From: Gennaro Prota (gennaro_prota_at_[hidden])
Date: 2002-07-25 19:28:31
On Thu, 25 Jul 2002 17:57:26 +0200, Terje Slettebø
>(Sent as HTML, as it contains a table)
>>From: "Gennaro Prota" <gennaro_prota_at_[hidden]>
>>On Thu, 25 Jul 2002 06:28:15 +0200, Terje Slettebø
>>>By the way, I wasn't actually sure what to put as string-terminator,
>>>'\0' might be an alternative, but as this is supposed to work for other
>>>character types, as well (such as wchar_t), as I understand, this would
>>>that for wchar_t, you would have to have L'\0', instead. Therefore, I
>>>guessed that NULL or 0 would be ok..
>>Though NULL is required to expand to something that evaluates to 0 and
>>so would give no error in that context, it is actually intended for
>I know. NULL was only used earlier, to kind of signify that this was used as
>a "special value", and because I thought that NULL was required to be a
>macro for int 0. However, I agree that this is an inappropriate place for
>it (it's not a pointer, as you say), and the standard apparently doesn't
>guarantee that it's a macro for int, only a macro for an integral value.
I'm not sure why you make that distinction. In case the standard
guaranteed it to be a macro for int would you use it?
>This is a problem of generic programming, involving literals with different
>syntax, such as '\0' and L'\0'.
>This was brought up in a recent "C Vu" article by Francis Glassborow ("C Vu"
>June 2002, p.12, "Trouble with Literals". "C Vu" is the journal of the
>ACCU). To quote: "We do not have a syntax to deal with the type of a literal
>in a generic way."
Hmmm... it isn't online, is it? BTW, are you sure he refers to the
null character and not to generic literals like 'a' and 'x'?
>Even if we use '\0' for char, and L'\0' for wchar_t, how do we generically
>specify the end of the string of an unknown character type?
I think the standard library just considers charT() as the 'null
character' for the type charT. If charT is a POD type (as required for
it to be a character container type - 17.1.3) then charT() means that
it is zero-initialized (8.5/7 and 8.5/5, with the corrections of core
Yesterday, when seeing you original code with 'NULL', my first thought
was in fact whether to replace it with a plain 0, or with 'Target()'.
# # # # #
- Written exercise 1: In the message about string terminators, write out everything from "From: Gennaro Prota" down to "contains a table)", swapping "HTML" for "plain text".
- Written exercise 2: In the message about string terminators, why did Terje Slettebø guess that NULL or 0 would be acceptable as the string terminator rather than '\0'?
The records that come next have no connection to the message about string terminators.
# # # # #
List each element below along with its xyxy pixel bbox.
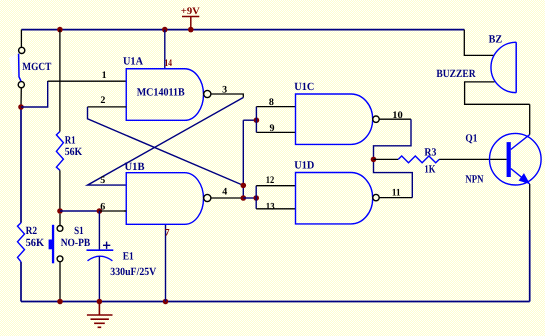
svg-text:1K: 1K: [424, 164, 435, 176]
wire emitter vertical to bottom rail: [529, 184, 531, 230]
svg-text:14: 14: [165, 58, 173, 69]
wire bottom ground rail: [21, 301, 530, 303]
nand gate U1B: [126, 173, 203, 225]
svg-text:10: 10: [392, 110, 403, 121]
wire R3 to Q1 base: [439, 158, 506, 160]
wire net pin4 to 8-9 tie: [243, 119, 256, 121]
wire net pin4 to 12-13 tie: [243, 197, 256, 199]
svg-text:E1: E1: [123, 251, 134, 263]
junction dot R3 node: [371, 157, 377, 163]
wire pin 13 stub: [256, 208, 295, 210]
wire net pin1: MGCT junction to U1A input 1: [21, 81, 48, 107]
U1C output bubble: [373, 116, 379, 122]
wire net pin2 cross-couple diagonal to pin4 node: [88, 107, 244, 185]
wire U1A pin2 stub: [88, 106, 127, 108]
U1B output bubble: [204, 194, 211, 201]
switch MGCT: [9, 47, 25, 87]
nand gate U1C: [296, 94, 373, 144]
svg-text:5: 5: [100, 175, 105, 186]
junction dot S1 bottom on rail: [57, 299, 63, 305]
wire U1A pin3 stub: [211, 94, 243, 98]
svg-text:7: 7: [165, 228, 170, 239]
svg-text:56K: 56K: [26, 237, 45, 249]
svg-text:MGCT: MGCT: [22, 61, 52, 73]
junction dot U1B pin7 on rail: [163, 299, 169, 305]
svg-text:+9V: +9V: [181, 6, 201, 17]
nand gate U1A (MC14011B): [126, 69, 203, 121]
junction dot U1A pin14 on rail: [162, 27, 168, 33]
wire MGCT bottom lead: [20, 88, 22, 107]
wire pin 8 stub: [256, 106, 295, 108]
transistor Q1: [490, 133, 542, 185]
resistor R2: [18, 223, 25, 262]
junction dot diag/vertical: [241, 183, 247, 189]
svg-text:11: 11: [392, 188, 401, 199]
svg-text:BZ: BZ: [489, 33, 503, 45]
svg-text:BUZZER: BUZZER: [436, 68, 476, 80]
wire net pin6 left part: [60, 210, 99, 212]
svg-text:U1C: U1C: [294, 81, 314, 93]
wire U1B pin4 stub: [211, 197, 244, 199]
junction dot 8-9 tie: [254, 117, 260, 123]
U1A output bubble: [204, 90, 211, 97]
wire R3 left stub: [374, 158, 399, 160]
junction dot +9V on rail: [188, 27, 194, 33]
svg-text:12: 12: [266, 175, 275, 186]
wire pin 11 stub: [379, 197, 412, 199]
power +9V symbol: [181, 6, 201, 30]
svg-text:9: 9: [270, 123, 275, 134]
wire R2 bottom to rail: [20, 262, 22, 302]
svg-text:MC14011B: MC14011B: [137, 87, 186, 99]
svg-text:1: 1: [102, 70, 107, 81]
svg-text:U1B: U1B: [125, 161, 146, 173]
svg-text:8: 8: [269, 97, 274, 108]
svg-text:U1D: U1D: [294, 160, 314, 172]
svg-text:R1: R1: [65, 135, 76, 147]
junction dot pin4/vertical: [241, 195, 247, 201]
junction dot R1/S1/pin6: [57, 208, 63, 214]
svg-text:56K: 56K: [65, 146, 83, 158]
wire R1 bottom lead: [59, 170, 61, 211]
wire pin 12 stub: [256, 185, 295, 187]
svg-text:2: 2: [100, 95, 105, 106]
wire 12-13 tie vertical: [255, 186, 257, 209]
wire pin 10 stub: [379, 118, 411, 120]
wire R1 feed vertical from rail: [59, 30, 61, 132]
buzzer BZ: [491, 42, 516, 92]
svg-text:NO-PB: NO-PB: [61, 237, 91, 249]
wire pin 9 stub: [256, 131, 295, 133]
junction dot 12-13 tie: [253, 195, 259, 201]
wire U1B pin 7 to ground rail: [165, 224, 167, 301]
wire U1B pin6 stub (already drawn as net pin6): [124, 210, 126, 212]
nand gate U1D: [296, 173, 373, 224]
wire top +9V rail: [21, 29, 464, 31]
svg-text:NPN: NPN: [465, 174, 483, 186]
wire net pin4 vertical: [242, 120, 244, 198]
# # # # #
- Finished answer 1:
From: Gennaro Prota (gennaro_prota_at_[hidden])
Date: 2002-07-25 19:28:31
On Thu, 25 Jul 2002 17:57:26 +0200, Terje Slettebø
>(Sent as plain text, as it contains a table)

- Finished answer 2: The code was supposed to work for other character types as well, such as wchar_t. For wchar_t, '\0' would have to be L'\0' instead, so NULL or 0 seemed like a workable choice.